- [YOUR GOAL]
Repeat, without any change, the entries presented below.
# start of DATA SUPPLIED
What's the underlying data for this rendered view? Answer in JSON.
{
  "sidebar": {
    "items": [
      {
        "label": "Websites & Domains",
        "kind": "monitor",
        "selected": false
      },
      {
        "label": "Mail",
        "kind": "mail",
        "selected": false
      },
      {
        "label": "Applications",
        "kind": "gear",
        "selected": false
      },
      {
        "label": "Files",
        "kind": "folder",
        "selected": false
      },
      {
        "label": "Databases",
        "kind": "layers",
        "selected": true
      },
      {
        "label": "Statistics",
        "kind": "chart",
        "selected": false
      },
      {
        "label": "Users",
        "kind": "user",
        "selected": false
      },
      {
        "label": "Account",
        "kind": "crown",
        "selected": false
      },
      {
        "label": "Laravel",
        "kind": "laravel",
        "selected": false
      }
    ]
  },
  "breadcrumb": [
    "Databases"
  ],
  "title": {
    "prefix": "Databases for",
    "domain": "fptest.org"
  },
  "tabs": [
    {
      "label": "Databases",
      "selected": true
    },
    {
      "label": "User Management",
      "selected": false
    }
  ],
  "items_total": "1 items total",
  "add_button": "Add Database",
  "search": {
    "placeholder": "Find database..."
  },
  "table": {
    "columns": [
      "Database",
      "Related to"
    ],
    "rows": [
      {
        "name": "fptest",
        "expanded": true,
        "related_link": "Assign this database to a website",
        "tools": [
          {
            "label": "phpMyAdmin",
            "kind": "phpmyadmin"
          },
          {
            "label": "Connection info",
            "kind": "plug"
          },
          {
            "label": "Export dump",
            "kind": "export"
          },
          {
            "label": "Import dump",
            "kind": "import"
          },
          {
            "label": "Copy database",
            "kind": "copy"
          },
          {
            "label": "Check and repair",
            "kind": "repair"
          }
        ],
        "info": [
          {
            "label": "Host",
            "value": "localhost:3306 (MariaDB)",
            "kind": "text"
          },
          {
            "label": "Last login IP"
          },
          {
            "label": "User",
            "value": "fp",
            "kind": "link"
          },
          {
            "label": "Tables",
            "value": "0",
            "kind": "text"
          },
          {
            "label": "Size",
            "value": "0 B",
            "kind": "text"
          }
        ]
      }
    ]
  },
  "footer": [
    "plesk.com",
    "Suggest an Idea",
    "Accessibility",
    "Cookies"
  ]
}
# end of DATA SUPPLIED
- [THE RESPONSE]
What's the underlying data for this rendered view? Answer in JSON.
{
  "sidebar": {
    "items": [
      {
        "label": "Websites & Domains",
        "kind": "monitor",
        "selected": false
      },
      {
        "label": "Mail",
        "kind": "mail",
        "selected": false
      },
      {
        "label": "Applications",
        "kind": "gear",
        "selected": false
      },
      {
        "label": "Files",
        "kind": "folder",
        "selected": false
      },
      {
        "label": "Databases",
        "kind": "layers",
        "selected": true
      },
      {
        "label": "Statistics",
        "kind": "chart",
        "selected": false
      },
      {
        "label": "Users",
        "kind": "user",
        "selected": false
      },
      {
        "label": "Account",
        "kind": "crown",
        "selected": false
      },
      {
        "label": "Laravel",
        "kind": "laravel",
        "selected": false
      }
    ]
  },
  "breadcrumb": [
    "Databases"
  ],
  "title": {
    "prefix": "Databases for",
    "domain": "fptest.org"
  },
  "tabs": [
    {
      "label": "Databases",
      "selected": true
    },
    {
      "label": "User Management",
      "selected": false
    }
  ],
  "items_total": "1 items total",
  "add_button": "Add Database",
  "search": {
    "placeholder": "Find database..."
  },
  "table": {
    "columns": [
      "Database",
      "Related to"
    ],
    "rows": [
      {
        "name": "fptest",
        "expanded": true,
        "related_link": "Assign this database to a website",
        "tools": [
          {
            "label": "phpMyAdmin",
            "kind": "phpmyadmin"
          },
          {
            "label": "Connection info",
            "kind": "plug"
          },
          {
            "label": "Export dump",
            "kind": "export"
          },
          {
            "label": "Import dump",
            "kind": "import"
          },
          {
            "label": "Copy database",
            "kind": "copy"
          },
          {
            "label": "Check and repair",
            "kind": "repair"
          }
        ],
        "info": [
          {
            "label": "Host",
            "value": "localhost:3306 (MariaDB)",
            "kind": "text"
          },
          {
            "label": "Last login IP"
          },
          {
            "label": "User",
            "value": "fp",
            "kind": "link"
          },
          {
            "label": "Tables",
            "value": "0",
            "kind": "text"
          },
          {
            "label": "Size",
            "value": "0 B",
            "kind": "text"
          }
        ]
      }
    ]
  },
  "footer": [
    "plesk.com",
    "Suggest an Idea",
    "Accessibility",
    "Cookies"
  ]
}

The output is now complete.